§ **DATA ENTRIES**:

##############################

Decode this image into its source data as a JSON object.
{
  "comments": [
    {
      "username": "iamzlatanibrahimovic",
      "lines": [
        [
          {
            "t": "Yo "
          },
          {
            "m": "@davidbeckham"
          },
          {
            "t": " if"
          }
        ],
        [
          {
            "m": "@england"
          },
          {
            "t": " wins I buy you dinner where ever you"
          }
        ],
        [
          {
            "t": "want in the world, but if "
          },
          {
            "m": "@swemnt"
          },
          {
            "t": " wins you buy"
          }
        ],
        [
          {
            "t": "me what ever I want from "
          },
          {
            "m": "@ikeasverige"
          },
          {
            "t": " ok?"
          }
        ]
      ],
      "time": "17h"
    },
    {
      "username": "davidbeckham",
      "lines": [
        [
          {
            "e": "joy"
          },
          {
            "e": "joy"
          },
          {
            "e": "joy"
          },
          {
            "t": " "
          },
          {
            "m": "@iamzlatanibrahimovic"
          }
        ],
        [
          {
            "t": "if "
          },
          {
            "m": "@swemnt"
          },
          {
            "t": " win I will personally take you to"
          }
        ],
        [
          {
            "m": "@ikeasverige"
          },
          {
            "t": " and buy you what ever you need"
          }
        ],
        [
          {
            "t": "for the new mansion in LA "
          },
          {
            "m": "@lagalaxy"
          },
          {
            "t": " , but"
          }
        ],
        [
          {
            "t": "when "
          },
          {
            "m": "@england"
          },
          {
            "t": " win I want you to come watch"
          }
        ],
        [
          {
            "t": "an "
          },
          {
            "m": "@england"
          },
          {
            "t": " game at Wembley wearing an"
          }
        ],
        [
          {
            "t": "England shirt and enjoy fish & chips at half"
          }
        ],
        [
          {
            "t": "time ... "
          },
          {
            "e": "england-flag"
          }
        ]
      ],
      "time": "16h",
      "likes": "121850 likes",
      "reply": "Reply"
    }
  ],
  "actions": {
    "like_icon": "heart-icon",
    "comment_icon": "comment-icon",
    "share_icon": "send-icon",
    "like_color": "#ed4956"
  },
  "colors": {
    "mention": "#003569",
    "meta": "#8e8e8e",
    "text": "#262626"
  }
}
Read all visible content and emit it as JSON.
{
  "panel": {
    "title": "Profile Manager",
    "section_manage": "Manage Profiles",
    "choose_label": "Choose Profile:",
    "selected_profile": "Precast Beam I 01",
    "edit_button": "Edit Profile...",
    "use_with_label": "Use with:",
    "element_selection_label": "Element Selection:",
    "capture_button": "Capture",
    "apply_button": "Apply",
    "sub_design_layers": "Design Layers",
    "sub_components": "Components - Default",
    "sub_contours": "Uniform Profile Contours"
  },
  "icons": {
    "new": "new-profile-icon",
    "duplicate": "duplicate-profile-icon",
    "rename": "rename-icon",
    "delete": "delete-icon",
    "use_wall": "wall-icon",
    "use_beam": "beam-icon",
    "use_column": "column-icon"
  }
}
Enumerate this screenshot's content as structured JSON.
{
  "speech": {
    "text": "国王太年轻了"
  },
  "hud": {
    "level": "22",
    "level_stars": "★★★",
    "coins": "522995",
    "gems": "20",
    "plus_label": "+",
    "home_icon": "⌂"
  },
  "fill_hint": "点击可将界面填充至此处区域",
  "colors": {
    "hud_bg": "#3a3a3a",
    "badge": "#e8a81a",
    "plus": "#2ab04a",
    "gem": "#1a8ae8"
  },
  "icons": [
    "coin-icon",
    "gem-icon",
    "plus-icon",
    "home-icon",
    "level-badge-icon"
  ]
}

##############################

§ **WRITTEN INSTRUCTION**:
Repeat every line of the data, exactly and in full.

§ **SOLUTION TO THE PROBLEM**:
Decode this image into its source data as a JSON object.
{
  "comments": [
    {
      "username": "iamzlatanibrahimovic",
      "lines": [
        [
          {
            "t": "Yo "
          },
          {
            "m": "@davidbeckham"
          },
          {
            "t": " if"
          }
        ],
        [
          {
            "m": "@england"
          },
          {
            "t": " wins I buy you dinner where ever you"
          }
        ],
        [
          {
            "t": "want in the world, but if "
          },
          {
            "m": "@swemnt"
          },
          {
            "t": " wins you buy"
          }
        ],
        [
          {
            "t": "me what ever I want from "
          },
          {
            "m": "@ikeasverige"
          },
          {
            "t": " ok?"
          }
        ]
      ],
      "time": "17h"
    },
    {
      "username": "davidbeckham",
      "lines": [
        [
          {
            "e": "joy"
          },
          {
            "e": "joy"
          },
          {
            "e": "joy"
          },
          {
            "t": " "
          },
          {
            "m": "@iamzlatanibrahimovic"
          }
        ],
        [
          {
            "t": "if "
          },
          {
            "m": "@swemnt"
          },
          {
            "t": " win I will personally take you to"
          }
        ],
        [
          {
            "m": "@ikeasverige"
          },
          {
            "t": " and buy you what ever you need"
          }
        ],
        [
          {
            "t": "for the new mansion in LA "
          },
          {
            "m": "@lagalaxy"
          },
          {
            "t": " , but"
          }
        ],
        [
          {
            "t": "when "
          },
          {
            "m": "@england"
          },
          {
            "t": " win I want you to come watch"
          }
        ],
        [
          {
            "t": "an "
          },
          {
            "m": "@england"
          },
          {
            "t": " game at Wembley wearing an"
          }
        ],
        [
          {
            "t": "England shirt and enjoy fish & chips at half"
          }
        ],
        [
          {
            "t": "time ... "
          },
          {
            "e": "england-flag"
          }
        ]
      ],
      "time": "16h",
      "likes": "121850 likes",
      "reply": "Reply"
    }
  ],
  "actions": {
    "like_icon": "heart-icon",
    "comment_icon": "comment-icon",
    "share_icon": "send-icon",
    "like_color": "#ed4956"
  },
  "colors": {
    "mention": "#003569",
    "meta": "#8e8e8e",
    "text": "#262626"
  }
}
Read all visible content and emit it as JSON.
{
  "panel": {
    "title": "Profile Manager",
    "section_manage": "Manage Profiles",
    "choose_label": "Choose Profile:",
    "selected_profile": "Precast Beam I 01",
    "edit_button": "Edit Profile...",
    "use_with_label": "Use with:",
    "element_selection_label": "Element Selection:",
    "capture_button": "Capture",
    "apply_button": "Apply",
    "sub_design_layers": "Design Layers",
    "sub_components": "Components - Default",
    "sub_contours": "Uniform Profile Contours"
  },
  "icons": {
    "new": "new-profile-icon",
    "duplicate": "duplicate-profile-icon",
    "rename": "rename-icon",
    "delete": "delete-icon",
    "use_wall": "wall-icon",
    "use_beam": "beam-icon",
    "use_column": "column-icon"
  }
}
Enumerate this screenshot's content as structured JSON.
{
  "speech": {
    "text": "国王太年轻了"
  },
  "hud": {
    "level": "22",
    "level_stars": "★★★",
    "coins": "522995",
    "gems": "20",
    "plus_label": "+",
    "home_icon": "⌂"
  },
  "fill_hint": "点击可将界面填充至此处区域",
  "colors": {
    "hud_bg": "#3a3a3a",
    "badge": "#e8a81a",
    "plus": "#2ab04a",
    "gem": "#1a8ae8"
  },
  "icons": [
    "coin-icon",
    "gem-icon",
    "plus-icon",
    "home-icon",
    "level-badge-icon"
  ]
}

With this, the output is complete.